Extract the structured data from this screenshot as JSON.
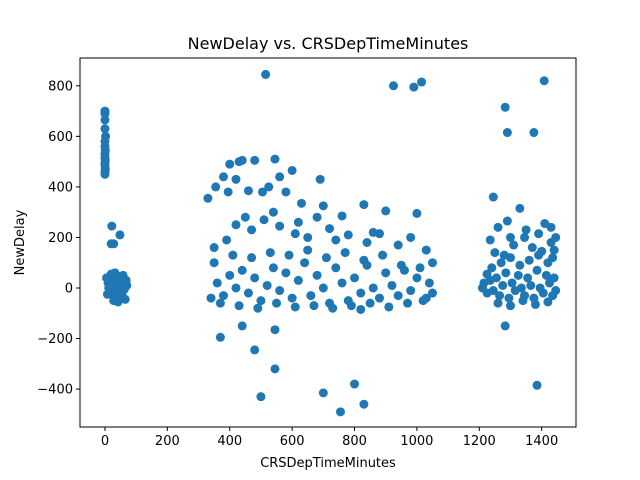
{
  "chart_data": {
    "type": "scatter",
    "title": "NewDelay vs. CRSDepTimeMinutes",
    "xlabel": "CRSDepTimeMinutes",
    "ylabel": "NewDelay",
    "xlim": [
      -80,
      1510
    ],
    "ylim": [
      -550,
      910
    ],
    "xticks": [
      0,
      200,
      400,
      600,
      800,
      1000,
      1200,
      1400
    ],
    "yticks": [
      -400,
      -200,
      0,
      200,
      400,
      600,
      800
    ],
    "ytick_labels": [
      "−400",
      "−200",
      "0",
      "200",
      "400",
      "600",
      "800"
    ],
    "grid": false,
    "marker_color": "#1f77b4",
    "series": [
      {
        "points": [
          [
            0,
            700
          ],
          [
            0,
            690
          ],
          [
            0,
            665
          ],
          [
            0,
            630
          ],
          [
            2,
            600
          ],
          [
            0,
            580
          ],
          [
            0,
            560
          ],
          [
            1,
            545
          ],
          [
            0,
            530
          ],
          [
            0,
            515
          ],
          [
            1,
            505
          ],
          [
            0,
            495
          ],
          [
            0,
            485
          ],
          [
            1,
            470
          ],
          [
            0,
            460
          ],
          [
            0,
            450
          ],
          [
            22,
            245
          ],
          [
            20,
            175
          ],
          [
            28,
            175
          ],
          [
            48,
            210
          ],
          [
            5,
            40
          ],
          [
            10,
            20
          ],
          [
            15,
            -10
          ],
          [
            20,
            55
          ],
          [
            25,
            5
          ],
          [
            30,
            -40
          ],
          [
            35,
            30
          ],
          [
            40,
            -20
          ],
          [
            45,
            45
          ],
          [
            50,
            0
          ],
          [
            55,
            -30
          ],
          [
            60,
            25
          ],
          [
            65,
            -45
          ],
          [
            70,
            10
          ],
          [
            8,
            -25
          ],
          [
            18,
            35
          ],
          [
            28,
            -50
          ],
          [
            38,
            15
          ],
          [
            48,
            -35
          ],
          [
            58,
            50
          ],
          [
            12,
            0
          ],
          [
            32,
            60
          ],
          [
            42,
            -55
          ],
          [
            62,
            -5
          ],
          [
            68,
            30
          ],
          [
            515,
            845
          ],
          [
            925,
            800
          ],
          [
            990,
            795
          ],
          [
            1015,
            815
          ],
          [
            1408,
            820
          ],
          [
            1283,
            715
          ],
          [
            1290,
            615
          ],
          [
            1375,
            615
          ],
          [
            370,
            -195
          ],
          [
            440,
            -150
          ],
          [
            545,
            -165
          ],
          [
            480,
            -245
          ],
          [
            545,
            -320
          ],
          [
            500,
            -430
          ],
          [
            700,
            -415
          ],
          [
            755,
            -490
          ],
          [
            800,
            -380
          ],
          [
            830,
            -460
          ],
          [
            1283,
            -150
          ],
          [
            1385,
            -385
          ],
          [
            400,
            490
          ],
          [
            430,
            500
          ],
          [
            440,
            505
          ],
          [
            480,
            505
          ],
          [
            545,
            510
          ],
          [
            600,
            465
          ],
          [
            690,
            430
          ],
          [
            380,
            440
          ],
          [
            420,
            430
          ],
          [
            560,
            440
          ],
          [
            330,
            355
          ],
          [
            355,
            400
          ],
          [
            395,
            380
          ],
          [
            460,
            385
          ],
          [
            505,
            380
          ],
          [
            525,
            400
          ],
          [
            580,
            380
          ],
          [
            630,
            335
          ],
          [
            700,
            325
          ],
          [
            760,
            285
          ],
          [
            830,
            330
          ],
          [
            900,
            305
          ],
          [
            1000,
            295
          ],
          [
            1245,
            360
          ],
          [
            1330,
            315
          ],
          [
            1290,
            265
          ],
          [
            1410,
            255
          ],
          [
            1430,
            240
          ],
          [
            1260,
            240
          ],
          [
            1350,
            230
          ],
          [
            1390,
            215
          ],
          [
            1300,
            200
          ],
          [
            1235,
            190
          ],
          [
            1445,
            200
          ],
          [
            420,
            250
          ],
          [
            470,
            230
          ],
          [
            510,
            270
          ],
          [
            560,
            245
          ],
          [
            610,
            215
          ],
          [
            650,
            200
          ],
          [
            720,
            235
          ],
          [
            780,
            210
          ],
          [
            840,
            180
          ],
          [
            880,
            215
          ],
          [
            940,
            170
          ],
          [
            980,
            200
          ],
          [
            1030,
            150
          ],
          [
            1050,
            100
          ],
          [
            350,
            160
          ],
          [
            390,
            190
          ],
          [
            450,
            280
          ],
          [
            540,
            300
          ],
          [
            620,
            260
          ],
          [
            680,
            280
          ],
          [
            740,
            190
          ],
          [
            860,
            220
          ],
          [
            340,
            -40
          ],
          [
            360,
            20
          ],
          [
            380,
            -30
          ],
          [
            400,
            50
          ],
          [
            420,
            0
          ],
          [
            440,
            70
          ],
          [
            460,
            -20
          ],
          [
            480,
            40
          ],
          [
            500,
            -50
          ],
          [
            520,
            10
          ],
          [
            540,
            80
          ],
          [
            560,
            -10
          ],
          [
            580,
            60
          ],
          [
            600,
            -40
          ],
          [
            620,
            30
          ],
          [
            640,
            100
          ],
          [
            660,
            -30
          ],
          [
            680,
            50
          ],
          [
            700,
            0
          ],
          [
            720,
            -60
          ],
          [
            740,
            80
          ],
          [
            760,
            20
          ],
          [
            780,
            -50
          ],
          [
            800,
            40
          ],
          [
            820,
            -20
          ],
          [
            840,
            90
          ],
          [
            860,
            0
          ],
          [
            880,
            -40
          ],
          [
            900,
            60
          ],
          [
            920,
            10
          ],
          [
            940,
            -30
          ],
          [
            960,
            70
          ],
          [
            980,
            -10
          ],
          [
            1000,
            40
          ],
          [
            1020,
            -50
          ],
          [
            1040,
            20
          ],
          [
            1050,
            -20
          ],
          [
            350,
            100
          ],
          [
            410,
            130
          ],
          [
            470,
            120
          ],
          [
            530,
            140
          ],
          [
            590,
            130
          ],
          [
            650,
            150
          ],
          [
            710,
            120
          ],
          [
            770,
            140
          ],
          [
            830,
            110
          ],
          [
            890,
            130
          ],
          [
            950,
            90
          ],
          [
            1010,
            80
          ],
          [
            370,
            -60
          ],
          [
            430,
            -70
          ],
          [
            490,
            -80
          ],
          [
            550,
            -60
          ],
          [
            610,
            -75
          ],
          [
            670,
            -70
          ],
          [
            730,
            -80
          ],
          [
            790,
            -70
          ],
          [
            850,
            -60
          ],
          [
            910,
            -75
          ],
          [
            970,
            -60
          ],
          [
            1030,
            -40
          ],
          [
            820,
            -85
          ],
          [
            1210,
            0
          ],
          [
            1215,
            20
          ],
          [
            1225,
            -20
          ],
          [
            1235,
            30
          ],
          [
            1245,
            -10
          ],
          [
            1255,
            40
          ],
          [
            1265,
            -30
          ],
          [
            1275,
            10
          ],
          [
            1285,
            60
          ],
          [
            1295,
            -40
          ],
          [
            1305,
            20
          ],
          [
            1315,
            -10
          ],
          [
            1325,
            50
          ],
          [
            1335,
            0
          ],
          [
            1345,
            -30
          ],
          [
            1355,
            40
          ],
          [
            1365,
            10
          ],
          [
            1375,
            -40
          ],
          [
            1385,
            70
          ],
          [
            1395,
            0
          ],
          [
            1405,
            -20
          ],
          [
            1415,
            50
          ],
          [
            1425,
            20
          ],
          [
            1435,
            -30
          ],
          [
            1440,
            40
          ],
          [
            1445,
            -10
          ],
          [
            1240,
            80
          ],
          [
            1270,
            100
          ],
          [
            1300,
            120
          ],
          [
            1330,
            90
          ],
          [
            1360,
            110
          ],
          [
            1390,
            130
          ],
          [
            1420,
            100
          ],
          [
            1440,
            150
          ],
          [
            1260,
            -60
          ],
          [
            1300,
            -70
          ],
          [
            1340,
            -50
          ],
          [
            1380,
            -65
          ],
          [
            1420,
            -55
          ],
          [
            1250,
            140
          ],
          [
            1310,
            170
          ],
          [
            1370,
            160
          ],
          [
            1430,
            180
          ],
          [
            1400,
            145
          ],
          [
            1280,
            130
          ],
          [
            1225,
            55
          ],
          [
            1345,
            200
          ],
          [
            1435,
            120
          ]
        ]
      }
    ]
  }
}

• Exercise instructions
Take every line above carrying "CRSDepTimeMinutes" and return it.

• Solution to the exercise
    "title": "NewDelay vs. CRSDepTimeMinutes",
    "xlabel": "CRSDepTimeMinutes",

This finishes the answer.